DATA FOR THIS EXERCISE start

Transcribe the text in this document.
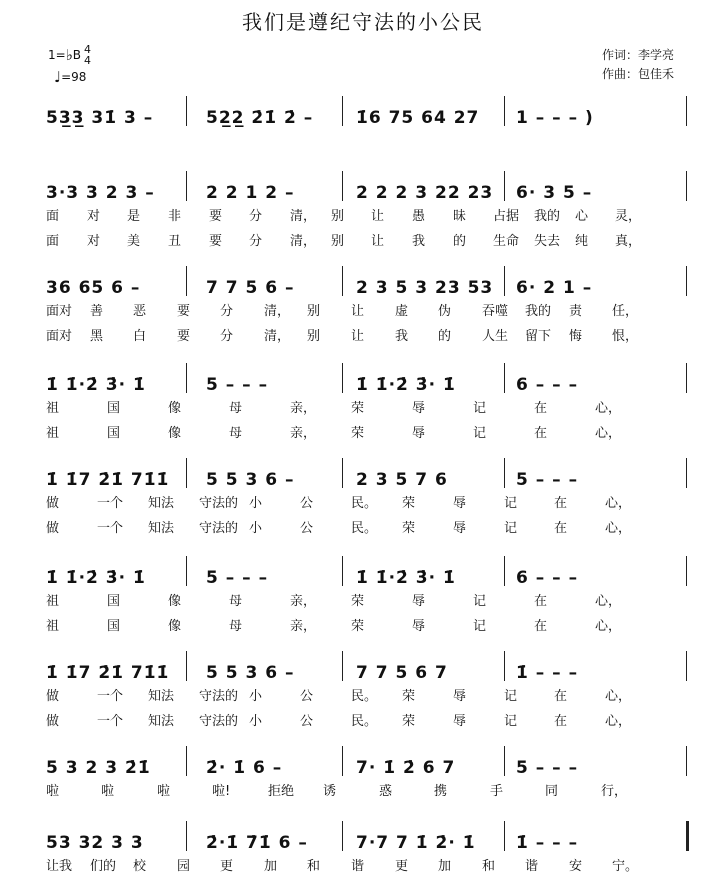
我们是遵纪守法的小公民
1= ♭ B 4
4
♩ =98
作词：李学亮
作曲：包佳禾
53̲3̲ 31̇ 3 –	52̲2̲ 2̇1̇ 2̇ –	1̇6 75 64 27 1 – – – )
3·3 3 2 3 –	2 2 1 2 –	2 2 2 3 22 23 6· 3 5 –
面 对 是 非 要 分 清， 别 让 愚 昧 占据 我的 心 灵，
面 对 美 丑 要 分 清， 别 让 我 的 生命 失去 纯 真，
36 65 6 –	7 7 5 6 –	2 3 5 3 23 53 6· 2 1 –
面对 善 恶 要 分 清， 别 让 虚 伪 吞噬 我的 责 任，
面对 黑 白 要 分 清， 别 让 我 的 人生 留下 悔 恨，
1̇ 1̇·2̇ 3̇· 1̇	5 – – –	1̇ 1̇·2̇ 3̇· 1̇	6 – – –
祖	国	像	母	亲，	荣	辱	记	在	心，
祖	国	像	母	亲，	荣	辱	记	在	心，
1̇ 1̇7 2̇1̇ 71̇1̇ 5 5 3 6 –	2 3 5 7 6	5 – – –
做	一个 知法 守法的 小	公	民。 荣	辱	记	在	心，
做	一个 知法 守法的 小	公	民。 荣	辱	记	在	心，
1̇ 1̇·2̇ 3̇· 1̇	5 – – –	1̇ 1̇·2̇ 3̇· 1̇	6 – – –
祖	国	像	母	亲，	荣	辱	记	在	心，
祖	国	像	母	亲，	荣	辱	记	在	心，
1̇ 1̇7 2̇1̇ 71̇1̇ 5 5 3 6 –	7 7 5 6 7	1̇ – – –
做	一个 知法 守法的 小	公	民。 荣	辱	记	在	心，
做	一个 知法 守法的 小	公	民。 荣	辱	记	在	心，
5 3 2 3 2̇1̇	2̇· 1̇ 6 –	7· 1̇ 2̇ 6 7	5 – – –
啦	啦	啦	啦!	拒绝 诱	惑	携	手	同	行，
53 32 3 3	2̇·1̇ 7̇1̇ 6 –	7·7 7 1̇ 2̇· 1̇ 1̇ – – –
让我 们的 校 园 更 加 和 谐 更 加 和 谐 安 宁。
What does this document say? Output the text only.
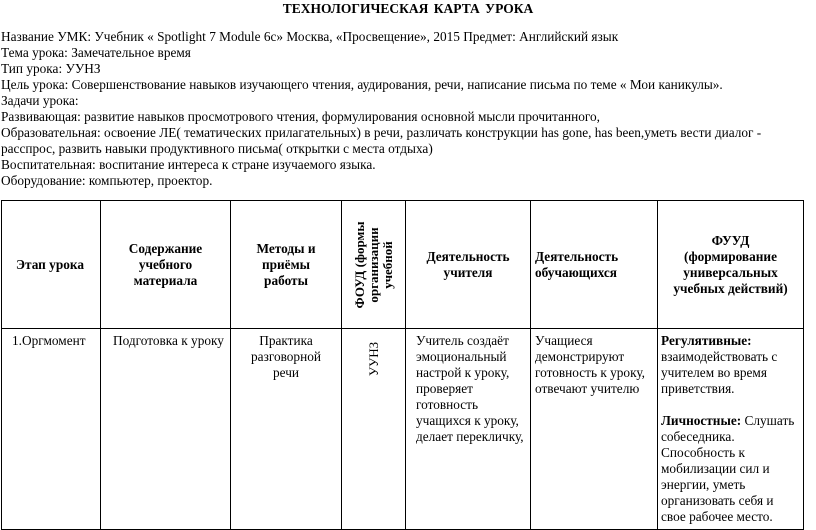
ТЕХНОЛОГИЧЕСКАЯ КАРТА УРОКА
Название УМК: Учебник « Spotlight 7 Module 6c» Москва, «Просвещение», 2015 Предмет: Английский язык
Тема урока: Замечательное время
Тип урока: УУНЗ
Цель урока: Совершенствование навыков изучающего чтения, аудирования, речи, написание письма по теме « Мои каникулы».
Задачи урока:
Развивающая: развитие навыков просмотрового чтения, формулирования основной мысли прочитанного,
Образовательная: освоение ЛЕ( тематических прилагательных) в речи, различать конструкции has gone, has been,уметь вести диалог - расспрос, развить навыки продуктивного письма( открытки с места отдыха)
Воспитательная: воспитание интереса к стране изучаемого языка.
Оборудование: компьютер, проектор.
Этап урока	Содержание учебного материала	Методы и приёмы работы	ФОУД (формы организации учебной	Деятельность учителя	Деятельность обучающихся	ФУУД (формирование универсальных учебных действий)

1.Оргмомент	Подготовка к уроку	Практика разговорной речи	УУНЗ	Учитель создаёт эмоциональный настрой к уроку, проверяет готовность учащихся к уроку, делает перекличку,	Учащиеся демонстрируют готовность к уроку, отвечают учителю	Регулятивные: взаимодействовать с учителем во время приветствия.
Личностные: Слушать собеседника. Способность к мобилизации сил и энергии, уметь организовать себя и свое рабочее место.
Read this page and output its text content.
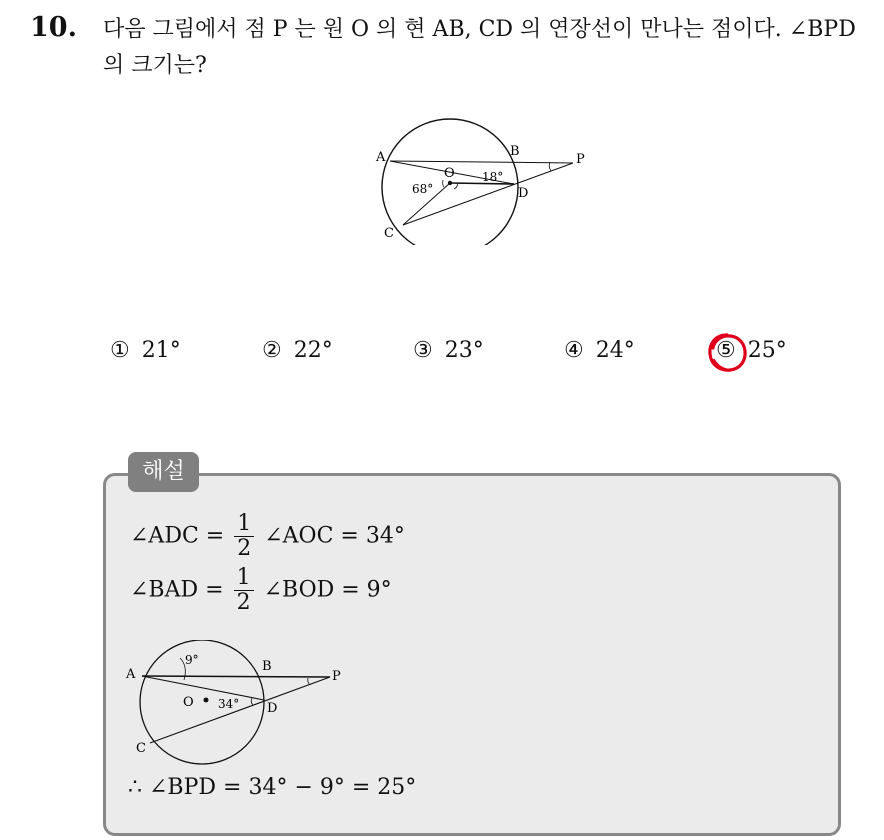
10. 다음 그림에서 점 P 는 원 O 의 현 AB, CD 의 연장선이 만나는 점이다. ∠BPD 의 크기는?
A	B
C
D
O
P
68°
18°
① 21°	② 22°	③ 23°	④ 24°	⑤ 25°
해설
∠ADC = $\frac{1}{2}$ ∠AOC = 34°
∠BAD = $\frac{1}{2}$ ∠BOD = 9°
A
B
C
D
O
P
9°
34°
∴ ∠BPD = 34° − 9° = 25°
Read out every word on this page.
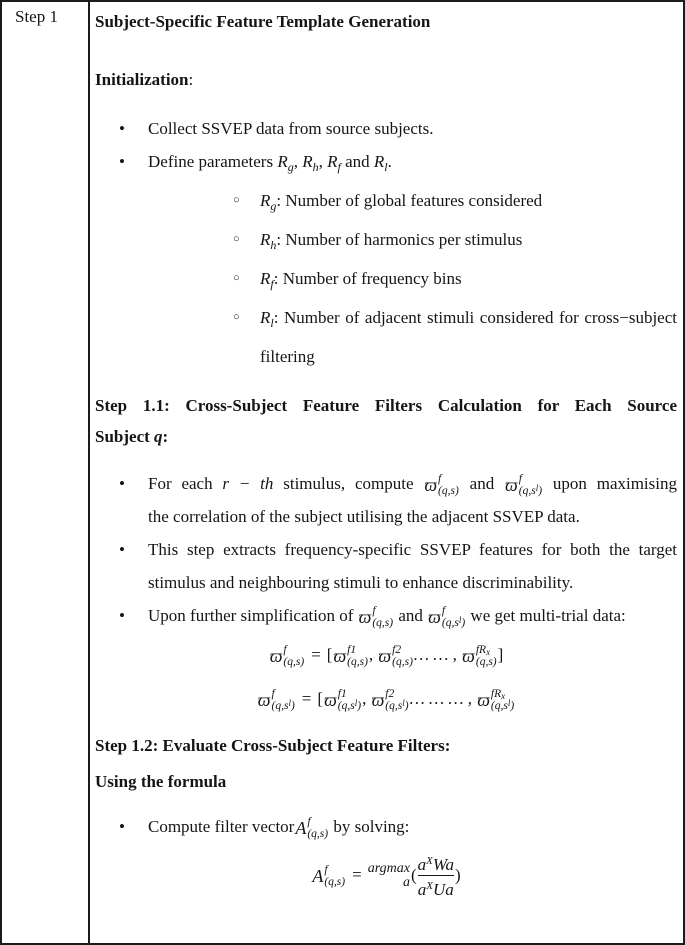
Step 1	Subject-Specific Feature Template Generation

Initialization:

•	Collect SSVEP data from source subjects.
•	Define parameters $R_g$, $R_h$, $R_f$ and $R_l$.
○	$R_g$: Number of global features considered
○	$R_h$: Number of harmonics per stimulus
○	$R_f$: Number of frequency bins
○	$R_l$: Number of adjacent stimuli considered for cross−subject
filtering

Step 1.1: Cross-Subject Feature Filters Calculation for Each Source
Subject q:

•	For each r − th stimulus, compute ϖ f
(q,s) and ϖ f
$(q,s^l)$ upon maximising
the correlation of the subject utilising the adjacent SSVEP data.
•	This step extracts frequency-specific SSVEP features for both the target
stimulus and neighbouring stimuli to enhance discriminability.
•	Upon further simplification of ϖ f
(q,s) and ϖ f
$(q,s^l)$ we get multi-trial data:
ϖ f
(q,s) = [ ϖ f1
(q,s) , ϖ f2
(q,s) … … , ϖ fRx
(q,s) ]
ϖ f
$(q,s^l)$ = [ ϖ f1
$(q,s^l)$ , ϖ f2
$(q,s^l)$ … … … , ϖ fRx
$(q,s^l)$

Step 1.2: Evaluate Cross-Subject Feature Filters:

Using the formula

•	Compute filter vector A f
(q,s) by solving:
A f
(q,s) = argmax
a ( $\frac{a^XWa}{a^XUa}$ )
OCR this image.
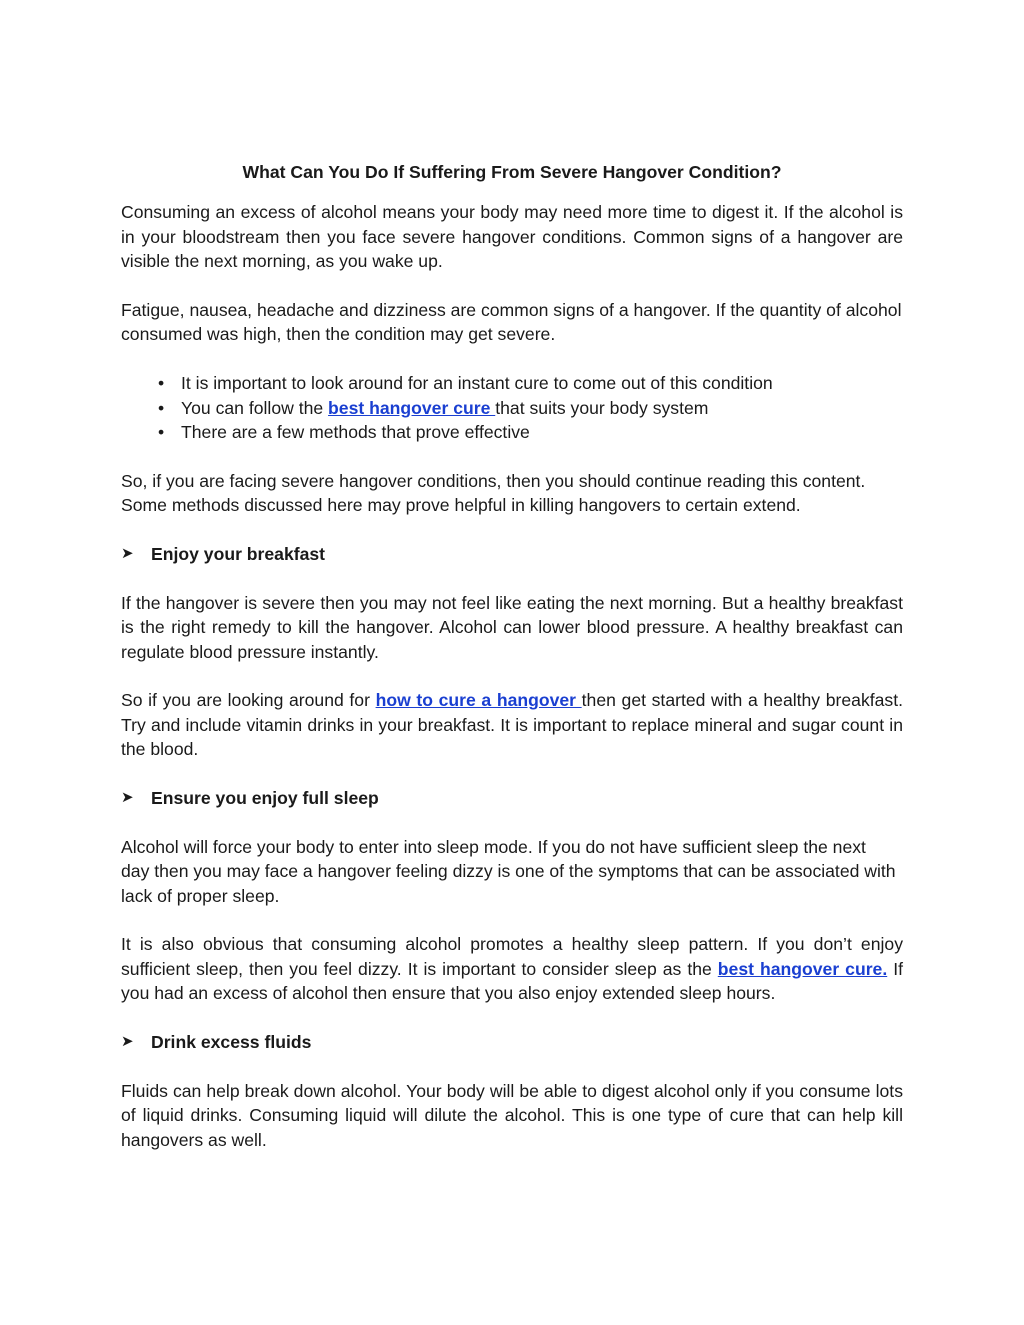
What Can You Do If Suffering From Severe Hangover Condition?

Consuming an excess of alcohol means your body may need more time to digest it. If the alcohol is in your bloodstream then you face severe hangover conditions. Common signs of a hangover are visible the next morning, as you wake up.

Fatigue, nausea, headache and dizziness are common signs of a hangover. If the quantity of alcohol consumed was high, then the condition may get severe.

• It is important to look around for an instant cure to come out of this condition
• You can follow the best hangover cure that suits your body system
• There are a few methods that prove effective

So, if you are facing severe hangover conditions, then you should continue reading this content. Some methods discussed here may prove helpful in killing hangovers to certain extend.

➤ Enjoy your breakfast

If the hangover is severe then you may not feel like eating the next morning. But a healthy breakfast is the right remedy to kill the hangover. Alcohol can lower blood pressure. A healthy breakfast can regulate blood pressure instantly.

So if you are looking around for how to cure a hangover then get started with a healthy breakfast. Try and include vitamin drinks in your breakfast. It is important to replace mineral and sugar count in the blood.

➤ Ensure you enjoy full sleep

Alcohol will force your body to enter into sleep mode. If you do not have sufficient sleep the next
day then you may face a hangover feeling dizzy is one of the symptoms that can be associated with lack of proper sleep.

It is also obvious that consuming alcohol promotes a healthy sleep pattern. If you don’t enjoy sufficient sleep, then you feel dizzy. It is important to consider sleep as the best hangover cure. If you had an excess of alcohol then ensure that you also enjoy extended sleep hours.

➤ Drink excess fluids

Fluids can help break down alcohol. Your body will be able to digest alcohol only if you consume lots of liquid drinks. Consuming liquid will dilute the alcohol. This is one type of cure that can help kill hangovers as well.
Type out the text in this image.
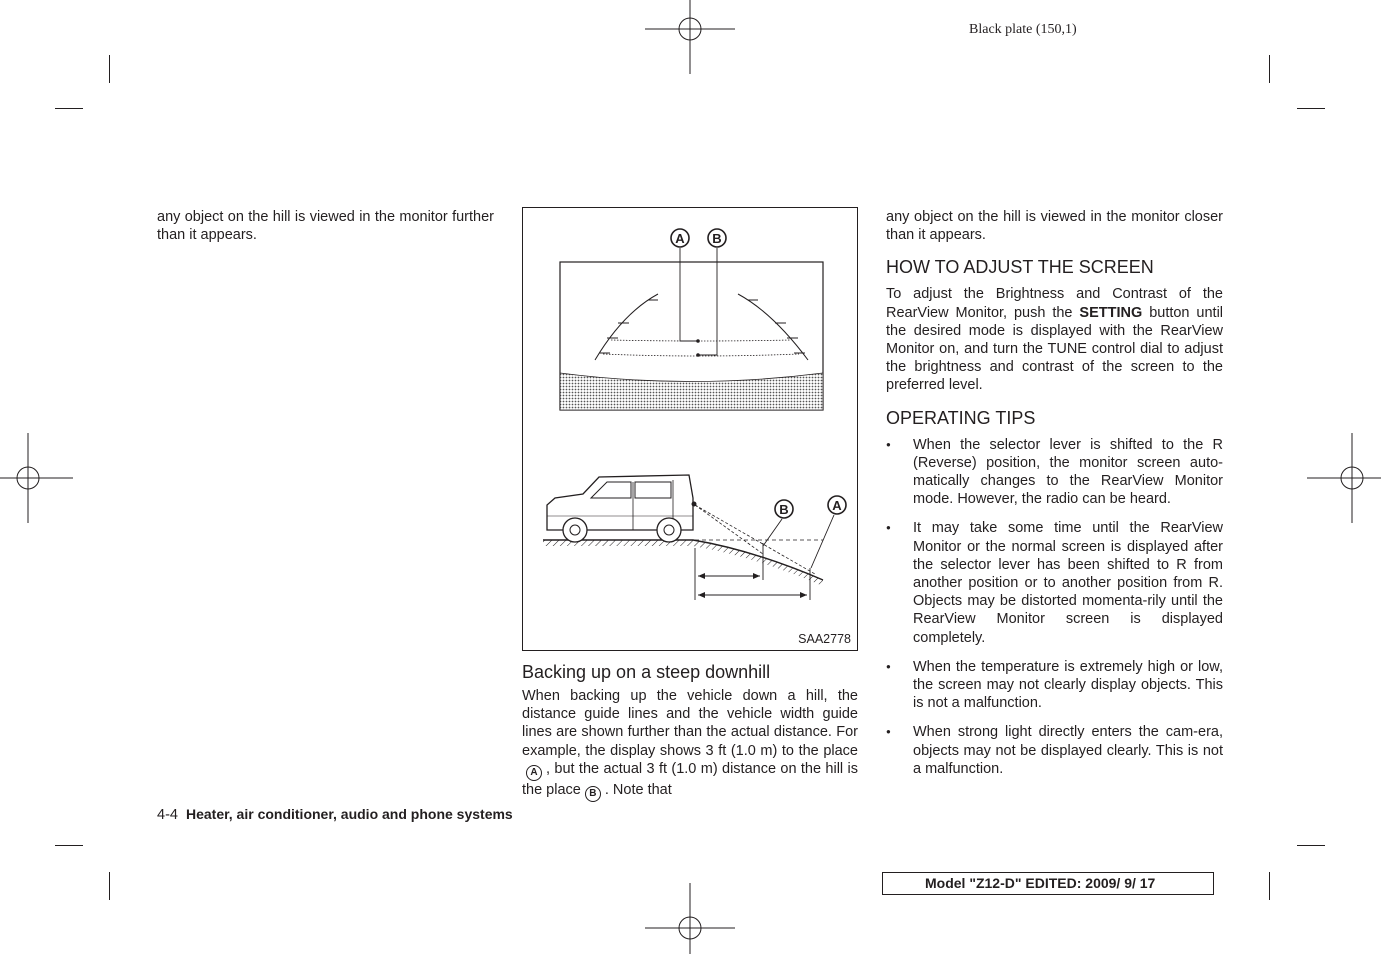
Black plate (150,1)

any object on the hill is viewed in the monitor further than it appears.	A B
B	A
SAA2778
Backing up on a steep downhill

When backing up the vehicle down a hill, the distance guide lines and the vehicle width guide lines are shown further than the actual distance. For example, the display shows 3 ft (1.0 m) to the placeA , but the actual 3 ft (1.0 m) distance on the hill is the place B . Note that

any object on the hill is viewed in the monitor closer than it appears.

HOW TO ADJUST THE SCREEN

To adjust the Brightness and Contrast of the RearView Monitor, push the SETTING button until the desired mode is displayed with the RearView Monitor on, and turn the TUNE control dial to adjust the brightness and contrast of the screen to the preferred level.

OPERATING TIPS
● When the selector lever is shifted to the R (Reverse) position, the monitor screen auto-matically changes to the RearView Monitor mode. However, the radio can be heard.
● It may take some time until the RearView Monitor or the normal screen is displayed after the selector lever has been shifted to R from another position or to another position from R. Objects may be distorted momenta-rily until the RearView Monitor screen is displayed completely.
● When the temperature is extremely high or low, the screen may not clearly display objects. This is not a malfunction.
● When strong light directly enters the cam-era, objects may not be displayed clearly. This is not a malfunction.
4-4 Heater, air conditioner, audio and phone systems
Model "Z12-D" EDITED: 2009/ 9/ 17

DATA FOR THIS EXERCISE end

Report back each line of the entries that holds the string "excess".

Consuming an excess of alcohol means your body may need more time to digest it. If the alcohol is in your bloodstream then you face severe hangover conditions. Common signs of a hangover are visible the next morning, as you wake up.
It is also obvious that consuming alcohol promotes a healthy sleep pattern. If you don’t enjoy sufficient sleep, then you feel dizzy. It is important to consider sleep as the best hangover cure. If you had an excess of alcohol then ensure that you also enjoy extended sleep hours.
➤ Drink excess fluids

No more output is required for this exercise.